* EXERCISE PROMPT *
Each line of the material below should be reproduced exactly.

============

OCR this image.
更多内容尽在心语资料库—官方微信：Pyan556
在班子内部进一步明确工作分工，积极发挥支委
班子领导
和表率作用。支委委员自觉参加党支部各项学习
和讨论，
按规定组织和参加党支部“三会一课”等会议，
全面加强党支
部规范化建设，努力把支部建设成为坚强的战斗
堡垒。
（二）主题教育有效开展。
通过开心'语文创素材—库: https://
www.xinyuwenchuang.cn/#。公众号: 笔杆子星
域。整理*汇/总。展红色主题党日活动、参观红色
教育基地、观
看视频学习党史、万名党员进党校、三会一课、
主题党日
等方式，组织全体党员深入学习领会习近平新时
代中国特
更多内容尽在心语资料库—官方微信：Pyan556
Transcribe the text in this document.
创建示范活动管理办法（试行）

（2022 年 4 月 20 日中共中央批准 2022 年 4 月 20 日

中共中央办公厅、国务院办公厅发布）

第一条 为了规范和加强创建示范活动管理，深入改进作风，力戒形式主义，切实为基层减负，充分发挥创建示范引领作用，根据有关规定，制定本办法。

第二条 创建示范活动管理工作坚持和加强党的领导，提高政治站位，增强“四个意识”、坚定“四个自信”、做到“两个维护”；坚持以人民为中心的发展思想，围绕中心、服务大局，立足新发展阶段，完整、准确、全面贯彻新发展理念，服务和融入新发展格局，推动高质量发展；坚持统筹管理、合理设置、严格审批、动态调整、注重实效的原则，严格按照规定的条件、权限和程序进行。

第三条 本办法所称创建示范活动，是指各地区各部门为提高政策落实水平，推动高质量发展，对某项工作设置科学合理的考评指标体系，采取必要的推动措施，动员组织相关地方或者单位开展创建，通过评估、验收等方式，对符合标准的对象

============

* COMPLETED TASK *
OCR this image.
更多内容尽在心语资料库—官方微信：Pyan556
在班子内部进一步明确工作分工，积极发挥支委
班子领导
和表率作用。支委委员自觉参加党支部各项学习
和讨论，
按规定组织和参加党支部“三会一课”等会议，
全面加强党支
部规范化建设，努力把支部建设成为坚强的战斗
堡垒。
（二）主题教育有效开展。
通过开心'语文创素材—库: https://
www.xinyuwenchuang.cn/#。公众号: 笔杆子星
域。整理*汇/总。展红色主题党日活动、参观红色
教育基地、观
看视频学习党史、万名党员进党校、三会一课、
主题党日
等方式，组织全体党员深入学习领会习近平新时
代中国特
更多内容尽在心语资料库—官方微信：Pyan556
Transcribe the text in this document.
创建示范活动管理办法（试行）

（2022 年 4 月 20 日中共中央批准 2022 年 4 月 20 日

中共中央办公厅、国务院办公厅发布）

第一条 为了规范和加强创建示范活动管理，深入改进作风，力戒形式主义，切实为基层减负，充分发挥创建示范引领作用，根据有关规定，制定本办法。

第二条 创建示范活动管理工作坚持和加强党的领导，提高政治站位，增强“四个意识”、坚定“四个自信”、做到“两个维护”；坚持以人民为中心的发展思想，围绕中心、服务大局，立足新发展阶段，完整、准确、全面贯彻新发展理念，服务和融入新发展格局，推动高质量发展；坚持统筹管理、合理设置、严格审批、动态调整、注重实效的原则，严格按照规定的条件、权限和程序进行。

第三条 本办法所称创建示范活动，是指各地区各部门为提高政策落实水平，推动高质量发展，对某项工作设置科学合理的考评指标体系，采取必要的推动措施，动员组织相关地方或者单位开展创建，通过评估、验收等方式，对符合标准的对象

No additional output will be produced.